Copy every line of the listing exactly.
════
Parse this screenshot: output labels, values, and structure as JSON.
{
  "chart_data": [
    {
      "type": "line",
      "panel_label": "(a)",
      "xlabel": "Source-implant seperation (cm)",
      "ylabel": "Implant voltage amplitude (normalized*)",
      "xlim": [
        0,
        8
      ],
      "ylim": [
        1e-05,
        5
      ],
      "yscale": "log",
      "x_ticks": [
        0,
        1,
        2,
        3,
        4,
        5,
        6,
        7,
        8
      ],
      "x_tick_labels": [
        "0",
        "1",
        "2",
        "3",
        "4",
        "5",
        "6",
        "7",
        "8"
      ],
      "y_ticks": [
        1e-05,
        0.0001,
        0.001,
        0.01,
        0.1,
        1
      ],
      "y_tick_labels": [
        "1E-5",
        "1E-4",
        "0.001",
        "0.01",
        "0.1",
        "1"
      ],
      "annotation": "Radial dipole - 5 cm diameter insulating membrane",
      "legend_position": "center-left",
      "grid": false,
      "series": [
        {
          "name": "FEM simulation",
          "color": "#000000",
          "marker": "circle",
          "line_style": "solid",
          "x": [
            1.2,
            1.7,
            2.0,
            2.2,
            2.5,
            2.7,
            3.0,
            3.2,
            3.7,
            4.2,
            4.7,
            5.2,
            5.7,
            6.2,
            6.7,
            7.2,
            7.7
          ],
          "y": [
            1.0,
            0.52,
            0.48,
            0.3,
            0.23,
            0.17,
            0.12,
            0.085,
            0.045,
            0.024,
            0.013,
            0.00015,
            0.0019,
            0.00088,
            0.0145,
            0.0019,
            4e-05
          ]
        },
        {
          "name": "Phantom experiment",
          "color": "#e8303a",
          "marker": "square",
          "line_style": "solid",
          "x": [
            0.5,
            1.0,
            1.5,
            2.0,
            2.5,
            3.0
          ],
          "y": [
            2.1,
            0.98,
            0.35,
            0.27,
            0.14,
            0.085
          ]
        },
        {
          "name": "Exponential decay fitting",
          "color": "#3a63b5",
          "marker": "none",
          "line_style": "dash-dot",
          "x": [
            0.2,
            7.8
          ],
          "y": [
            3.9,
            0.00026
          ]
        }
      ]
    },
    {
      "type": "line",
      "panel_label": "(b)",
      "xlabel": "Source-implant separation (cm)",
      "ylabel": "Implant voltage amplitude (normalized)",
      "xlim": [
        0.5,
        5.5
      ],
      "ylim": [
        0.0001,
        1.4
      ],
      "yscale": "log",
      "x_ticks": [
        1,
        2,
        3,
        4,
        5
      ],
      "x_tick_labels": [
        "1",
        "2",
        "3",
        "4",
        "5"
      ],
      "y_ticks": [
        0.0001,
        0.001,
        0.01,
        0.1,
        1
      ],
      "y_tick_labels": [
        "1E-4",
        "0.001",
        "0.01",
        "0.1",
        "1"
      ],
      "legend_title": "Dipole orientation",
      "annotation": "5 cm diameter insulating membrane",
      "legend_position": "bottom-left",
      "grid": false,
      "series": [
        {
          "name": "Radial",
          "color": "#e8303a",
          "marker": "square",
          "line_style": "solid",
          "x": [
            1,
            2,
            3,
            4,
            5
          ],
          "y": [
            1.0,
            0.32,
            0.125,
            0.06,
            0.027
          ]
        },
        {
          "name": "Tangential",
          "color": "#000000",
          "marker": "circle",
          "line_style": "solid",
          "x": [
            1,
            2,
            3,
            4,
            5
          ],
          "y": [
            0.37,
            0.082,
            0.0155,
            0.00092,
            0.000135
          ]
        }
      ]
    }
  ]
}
════
● Worked answer:
Parse this screenshot: output labels, values, and structure as JSON.
{
  "chart_data": [
    {
      "type": "line",
      "panel_label": "(a)",
      "xlabel": "Source-implant seperation (cm)",
      "ylabel": "Implant voltage amplitude (normalized*)",
      "xlim": [
        0,
        8
      ],
      "ylim": [
        1e-05,
        5
      ],
      "yscale": "log",
      "x_ticks": [
        0,
        1,
        2,
        3,
        4,
        5,
        6,
        7,
        8
      ],
      "x_tick_labels": [
        "0",
        "1",
        "2",
        "3",
        "4",
        "5",
        "6",
        "7",
        "8"
      ],
      "y_ticks": [
        1e-05,
        0.0001,
        0.001,
        0.01,
        0.1,
        1
      ],
      "y_tick_labels": [
        "1E-5",
        "1E-4",
        "0.001",
        "0.01",
        "0.1",
        "1"
      ],
      "annotation": "Radial dipole - 5 cm diameter insulating membrane",
      "legend_position": "center-left",
      "grid": false,
      "series": [
        {
          "name": "FEM simulation",
          "color": "#000000",
          "marker": "circle",
          "line_style": "solid",
          "x": [
            1.2,
            1.7,
            2.0,
            2.2,
            2.5,
            2.7,
            3.0,
            3.2,
            3.7,
            4.2,
            4.7,
            5.2,
            5.7,
            6.2,
            6.7,
            7.2,
            7.7
          ],
          "y": [
            1.0,
            0.52,
            0.48,
            0.3,
            0.23,
            0.17,
            0.12,
            0.085,
            0.045,
            0.024,
            0.013,
            0.00015,
            0.0019,
            0.00088,
            0.0145,
            0.0019,
            4e-05
          ]
        },
        {
          "name": "Phantom experiment",
          "color": "#e8303a",
          "marker": "square",
          "line_style": "solid",
          "x": [
            0.5,
            1.0,
            1.5,
            2.0,
            2.5,
            3.0
          ],
          "y": [
            2.1,
            0.98,
            0.35,
            0.27,
            0.14,
            0.085
          ]
        },
        {
          "name": "Exponential decay fitting",
          "color": "#3a63b5",
          "marker": "none",
          "line_style": "dash-dot",
          "x": [
            0.2,
            7.8
          ],
          "y": [
            3.9,
            0.00026
          ]
        }
      ]
    },
    {
      "type": "line",
      "panel_label": "(b)",
      "xlabel": "Source-implant separation (cm)",
      "ylabel": "Implant voltage amplitude (normalized)",
      "xlim": [
        0.5,
        5.5
      ],
      "ylim": [
        0.0001,
        1.4
      ],
      "yscale": "log",
      "x_ticks": [
        1,
        2,
        3,
        4,
        5
      ],
      "x_tick_labels": [
        "1",
        "2",
        "3",
        "4",
        "5"
      ],
      "y_ticks": [
        0.0001,
        0.001,
        0.01,
        0.1,
        1
      ],
      "y_tick_labels": [
        "1E-4",
        "0.001",
        "0.01",
        "0.1",
        "1"
      ],
      "legend_title": "Dipole orientation",
      "annotation": "5 cm diameter insulating membrane",
      "legend_position": "bottom-left",
      "grid": false,
      "series": [
        {
          "name": "Radial",
          "color": "#e8303a",
          "marker": "square",
          "line_style": "solid",
          "x": [
            1,
            2,
            3,
            4,
            5
          ],
          "y": [
            1.0,
            0.32,
            0.125,
            0.06,
            0.027
          ]
        },
        {
          "name": "Tangential",
          "color": "#000000",
          "marker": "circle",
          "line_style": "solid",
          "x": [
            1,
            2,
            3,
            4,
            5
          ],
          "y": [
            0.37,
            0.082,
            0.0155,
            0.00092,
            0.000135
          ]
        }
      ]
    }
  ]
}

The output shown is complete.